• Stated problem: Copy out the entries below precisely; nothing is to be omitted.

[Records excerpted from a collection]
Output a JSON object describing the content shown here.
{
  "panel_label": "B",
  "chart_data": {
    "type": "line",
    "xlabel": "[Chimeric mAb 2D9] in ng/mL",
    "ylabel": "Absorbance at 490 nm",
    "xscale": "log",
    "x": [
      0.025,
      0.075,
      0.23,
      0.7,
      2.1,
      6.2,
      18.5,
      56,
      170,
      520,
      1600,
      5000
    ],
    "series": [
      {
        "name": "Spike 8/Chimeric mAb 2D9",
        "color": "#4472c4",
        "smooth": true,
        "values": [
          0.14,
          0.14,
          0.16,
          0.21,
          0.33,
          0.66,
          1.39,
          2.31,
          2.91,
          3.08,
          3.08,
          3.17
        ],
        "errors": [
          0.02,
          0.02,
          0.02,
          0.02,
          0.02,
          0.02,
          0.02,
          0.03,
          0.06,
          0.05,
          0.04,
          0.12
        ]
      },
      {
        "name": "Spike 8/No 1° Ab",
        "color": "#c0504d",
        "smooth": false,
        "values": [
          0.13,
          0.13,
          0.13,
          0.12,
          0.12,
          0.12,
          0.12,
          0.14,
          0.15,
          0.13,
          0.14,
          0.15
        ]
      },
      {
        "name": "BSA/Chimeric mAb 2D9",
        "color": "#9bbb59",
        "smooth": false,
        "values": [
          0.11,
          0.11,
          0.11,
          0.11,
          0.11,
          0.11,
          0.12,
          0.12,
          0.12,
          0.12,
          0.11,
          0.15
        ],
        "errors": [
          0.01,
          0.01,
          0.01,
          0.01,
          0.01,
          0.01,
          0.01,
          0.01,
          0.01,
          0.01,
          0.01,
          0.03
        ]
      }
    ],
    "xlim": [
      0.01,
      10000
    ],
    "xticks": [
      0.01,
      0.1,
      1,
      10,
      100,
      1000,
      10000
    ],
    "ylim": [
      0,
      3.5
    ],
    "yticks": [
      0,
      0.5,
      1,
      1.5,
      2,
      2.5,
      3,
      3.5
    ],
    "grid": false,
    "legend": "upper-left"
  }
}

• Response for this exercise:
Output a JSON object describing the content shown here.
{
  "panel_label": "B",
  "chart_data": {
    "type": "line",
    "xlabel": "[Chimeric mAb 2D9] in ng/mL",
    "ylabel": "Absorbance at 490 nm",
    "xscale": "log",
    "x": [
      0.025,
      0.075,
      0.23,
      0.7,
      2.1,
      6.2,
      18.5,
      56,
      170,
      520,
      1600,
      5000
    ],
    "series": [
      {
        "name": "Spike 8/Chimeric mAb 2D9",
        "color": "#4472c4",
        "smooth": true,
        "values": [
          0.14,
          0.14,
          0.16,
          0.21,
          0.33,
          0.66,
          1.39,
          2.31,
          2.91,
          3.08,
          3.08,
          3.17
        ],
        "errors": [
          0.02,
          0.02,
          0.02,
          0.02,
          0.02,
          0.02,
          0.02,
          0.03,
          0.06,
          0.05,
          0.04,
          0.12
        ]
      },
      {
        "name": "Spike 8/No 1° Ab",
        "color": "#c0504d",
        "smooth": false,
        "values": [
          0.13,
          0.13,
          0.13,
          0.12,
          0.12,
          0.12,
          0.12,
          0.14,
          0.15,
          0.13,
          0.14,
          0.15
        ]
      },
      {
        "name": "BSA/Chimeric mAb 2D9",
        "color": "#9bbb59",
        "smooth": false,
        "values": [
          0.11,
          0.11,
          0.11,
          0.11,
          0.11,
          0.11,
          0.12,
          0.12,
          0.12,
          0.12,
          0.11,
          0.15
        ],
        "errors": [
          0.01,
          0.01,
          0.01,
          0.01,
          0.01,
          0.01,
          0.01,
          0.01,
          0.01,
          0.01,
          0.01,
          0.03
        ]
      }
    ],
    "xlim": [
      0.01,
      10000
    ],
    "xticks": [
      0.01,
      0.1,
      1,
      10,
      100,
      1000,
      10000
    ],
    "ylim": [
      0,
      3.5
    ],
    "yticks": [
      0,
      0.5,
      1,
      1.5,
      2,
      2.5,
      3,
      3.5
    ],
    "grid": false,
    "legend": "upper-left"
  }
}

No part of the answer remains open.